### Material provided:

- - - - - - -

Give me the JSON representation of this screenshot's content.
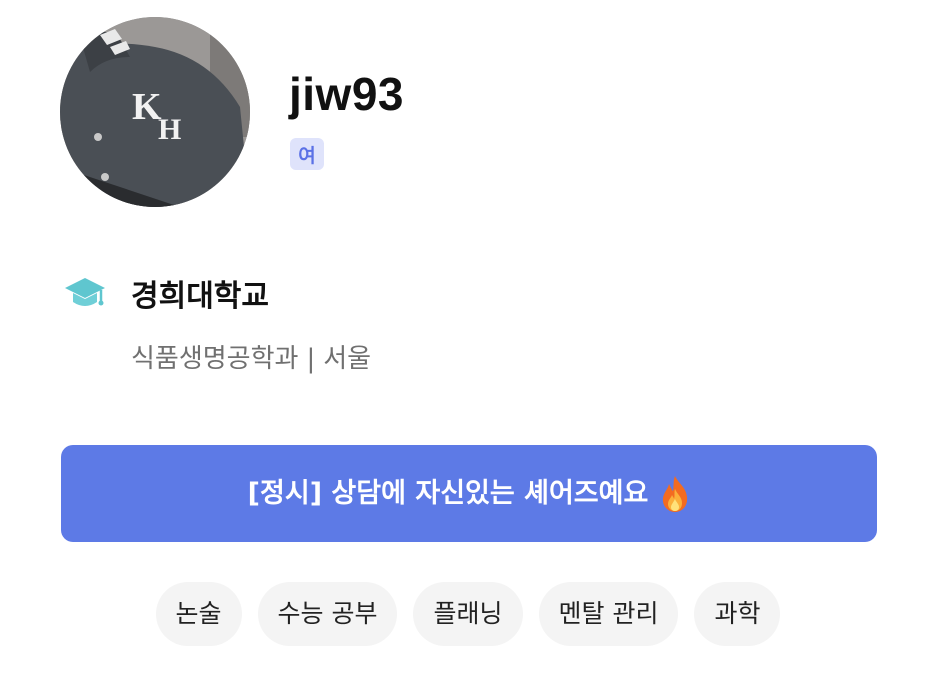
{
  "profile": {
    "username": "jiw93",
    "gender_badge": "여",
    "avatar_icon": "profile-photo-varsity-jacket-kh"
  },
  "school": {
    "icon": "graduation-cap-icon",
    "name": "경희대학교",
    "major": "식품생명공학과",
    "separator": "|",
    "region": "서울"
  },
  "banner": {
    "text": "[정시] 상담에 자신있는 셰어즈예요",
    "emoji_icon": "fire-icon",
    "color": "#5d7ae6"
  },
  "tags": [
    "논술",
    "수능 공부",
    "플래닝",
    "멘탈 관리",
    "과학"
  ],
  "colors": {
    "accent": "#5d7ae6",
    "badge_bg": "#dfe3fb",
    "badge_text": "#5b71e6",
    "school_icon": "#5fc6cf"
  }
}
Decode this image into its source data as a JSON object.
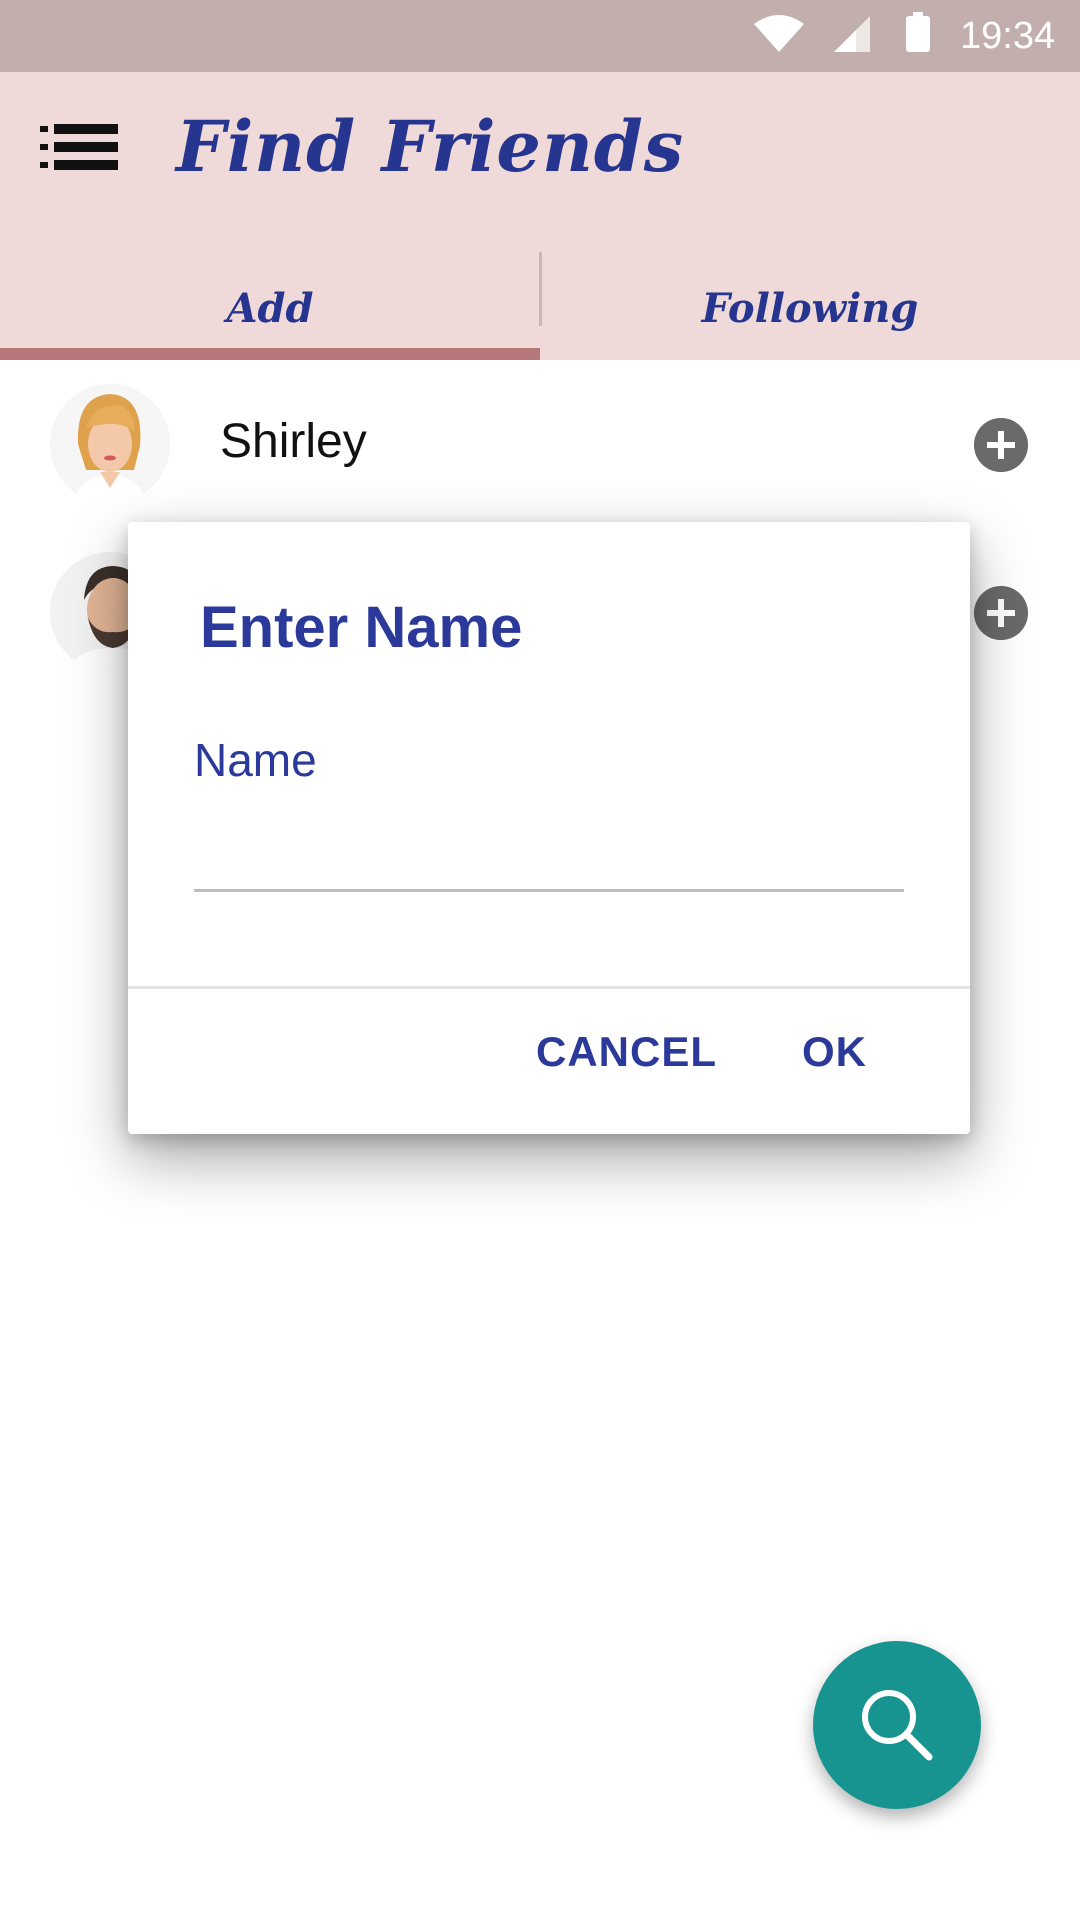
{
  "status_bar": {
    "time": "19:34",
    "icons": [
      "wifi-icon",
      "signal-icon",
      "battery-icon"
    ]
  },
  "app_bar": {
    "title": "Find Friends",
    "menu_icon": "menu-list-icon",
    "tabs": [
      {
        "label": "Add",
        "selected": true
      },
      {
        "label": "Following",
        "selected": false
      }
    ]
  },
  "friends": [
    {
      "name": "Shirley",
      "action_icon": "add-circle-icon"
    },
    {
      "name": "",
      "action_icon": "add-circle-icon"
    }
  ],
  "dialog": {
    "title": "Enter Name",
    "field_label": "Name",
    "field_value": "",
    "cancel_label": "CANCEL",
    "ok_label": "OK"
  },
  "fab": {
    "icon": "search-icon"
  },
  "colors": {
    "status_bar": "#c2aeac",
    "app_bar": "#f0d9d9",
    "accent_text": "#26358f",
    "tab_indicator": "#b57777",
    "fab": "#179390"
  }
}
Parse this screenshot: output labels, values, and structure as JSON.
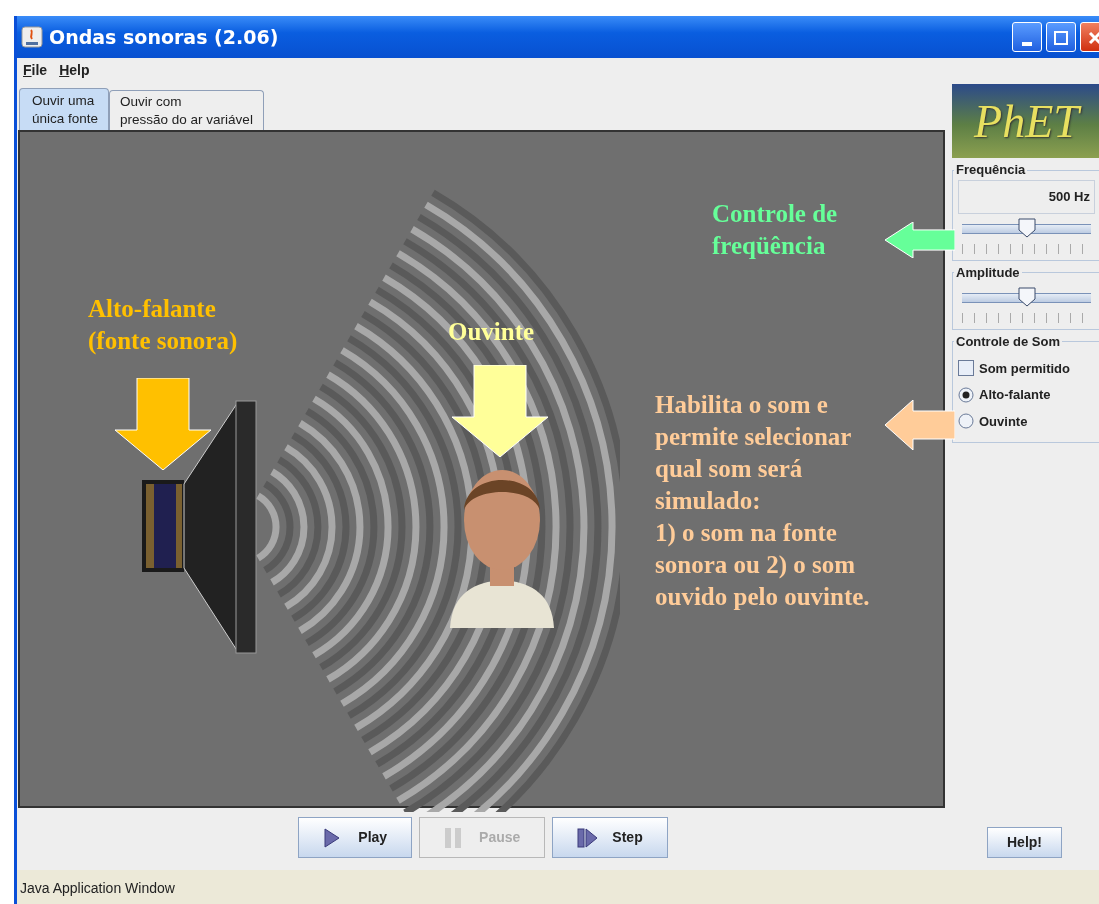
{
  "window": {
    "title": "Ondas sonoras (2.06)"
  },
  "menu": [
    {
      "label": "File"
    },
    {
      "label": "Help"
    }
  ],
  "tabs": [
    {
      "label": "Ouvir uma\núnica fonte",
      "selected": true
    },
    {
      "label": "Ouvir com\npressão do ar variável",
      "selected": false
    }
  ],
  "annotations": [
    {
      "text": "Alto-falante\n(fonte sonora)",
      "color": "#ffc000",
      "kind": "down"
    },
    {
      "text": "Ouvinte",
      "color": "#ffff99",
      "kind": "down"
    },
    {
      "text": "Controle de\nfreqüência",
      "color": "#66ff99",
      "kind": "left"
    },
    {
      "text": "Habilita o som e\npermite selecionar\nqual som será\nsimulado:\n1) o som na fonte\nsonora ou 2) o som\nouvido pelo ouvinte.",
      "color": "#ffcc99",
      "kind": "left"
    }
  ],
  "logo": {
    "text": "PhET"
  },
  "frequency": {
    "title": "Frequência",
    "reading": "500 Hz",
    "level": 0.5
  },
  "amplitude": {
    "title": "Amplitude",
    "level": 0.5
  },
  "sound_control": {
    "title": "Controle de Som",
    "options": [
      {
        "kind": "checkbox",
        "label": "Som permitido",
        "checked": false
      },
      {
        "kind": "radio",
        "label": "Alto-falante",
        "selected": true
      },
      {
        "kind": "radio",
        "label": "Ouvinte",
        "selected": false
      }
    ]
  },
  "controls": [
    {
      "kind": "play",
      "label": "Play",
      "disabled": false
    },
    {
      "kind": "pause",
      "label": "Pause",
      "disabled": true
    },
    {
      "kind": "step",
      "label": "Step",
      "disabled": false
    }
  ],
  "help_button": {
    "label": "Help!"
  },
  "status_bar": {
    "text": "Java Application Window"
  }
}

- - - - - - -

Each record above is to be restated exactly, with its pictures removed from the copy.

### Written response:
Give me the JSON representation of this screenshot's content.
{
  "profile": {
    "username": "jiw93",
    "gender_badge": "여",
    "avatar_icon": "profile-photo-varsity-jacket-kh"
  },
  "school": {
    "icon": "graduation-cap-icon",
    "name": "경희대학교",
    "major": "식품생명공학과",
    "separator": "|",
    "region": "서울"
  },
  "banner": {
    "text": "[정시] 상담에 자신있는 셰어즈예요",
    "emoji_icon": "fire-icon",
    "color": "#5d7ae6"
  },
  "tags": [
    "논술",
    "수능 공부",
    "플래닝",
    "멘탈 관리",
    "과학"
  ],
  "colors": {
    "accent": "#5d7ae6",
    "badge_bg": "#dfe3fb",
    "badge_text": "#5b71e6",
    "school_icon": "#5fc6cf"
  }
}
Decode this image into its source data as a JSON object.
{
  "status_bar": {
    "time": "19:34",
    "icons": [
      "wifi-icon",
      "signal-icon",
      "battery-icon"
    ]
  },
  "app_bar": {
    "title": "Find Friends",
    "menu_icon": "menu-list-icon",
    "tabs": [
      {
        "label": "Add",
        "selected": true
      },
      {
        "label": "Following",
        "selected": false
      }
    ]
  },
  "friends": [
    {
      "name": "Shirley",
      "action_icon": "add-circle-icon"
    },
    {
      "name": "",
      "action_icon": "add-circle-icon"
    }
  ],
  "dialog": {
    "title": "Enter Name",
    "field_label": "Name",
    "field_value": "",
    "cancel_label": "CANCEL",
    "ok_label": "OK"
  },
  "fab": {
    "icon": "search-icon"
  },
  "colors": {
    "status_bar": "#c2aeac",
    "app_bar": "#f0d9d9",
    "accent_text": "#26358f",
    "tab_indicator": "#b57777",
    "fab": "#179390"
  }
}
Parse this screenshot: output labels, values, and structure as JSON.
{
  "window": {
    "title": "Ondas sonoras (2.06)"
  },
  "menu": [
    {
      "label": "File"
    },
    {
      "label": "Help"
    }
  ],
  "tabs": [
    {
      "label": "Ouvir uma\núnica fonte",
      "selected": true
    },
    {
      "label": "Ouvir com\npressão do ar variável",
      "selected": false
    }
  ],
  "annotations": [
    {
      "text": "Alto-falante\n(fonte sonora)",
      "color": "#ffc000",
      "kind": "down"
    },
    {
      "text": "Ouvinte",
      "color": "#ffff99",
      "kind": "down"
    },
    {
      "text": "Controle de\nfreqüência",
      "color": "#66ff99",
      "kind": "left"
    },
    {
      "text": "Habilita o som e\npermite selecionar\nqual som será\nsimulado:\n1) o som na fonte\nsonora ou 2) o som\nouvido pelo ouvinte.",
      "color": "#ffcc99",
      "kind": "left"
    }
  ],
  "logo": {
    "text": "PhET"
  },
  "frequency": {
    "title": "Frequência",
    "reading": "500 Hz",
    "level": 0.5
  },
  "amplitude": {
    "title": "Amplitude",
    "level": 0.5
  },
  "sound_control": {
    "title": "Controle de Som",
    "options": [
      {
        "kind": "checkbox",
        "label": "Som permitido",
        "checked": false
      },
      {
        "kind": "radio",
        "label": "Alto-falante",
        "selected": true
      },
      {
        "kind": "radio",
        "label": "Ouvinte",
        "selected": false
      }
    ]
  },
  "controls": [
    {
      "kind": "play",
      "label": "Play",
      "disabled": false
    },
    {
      "kind": "pause",
      "label": "Pause",
      "disabled": true
    },
    {
      "kind": "step",
      "label": "Step",
      "disabled": false
    }
  ],
  "help_button": {
    "label": "Help!"
  },
  "status_bar": {
    "text": "Java Application Window"
  }
}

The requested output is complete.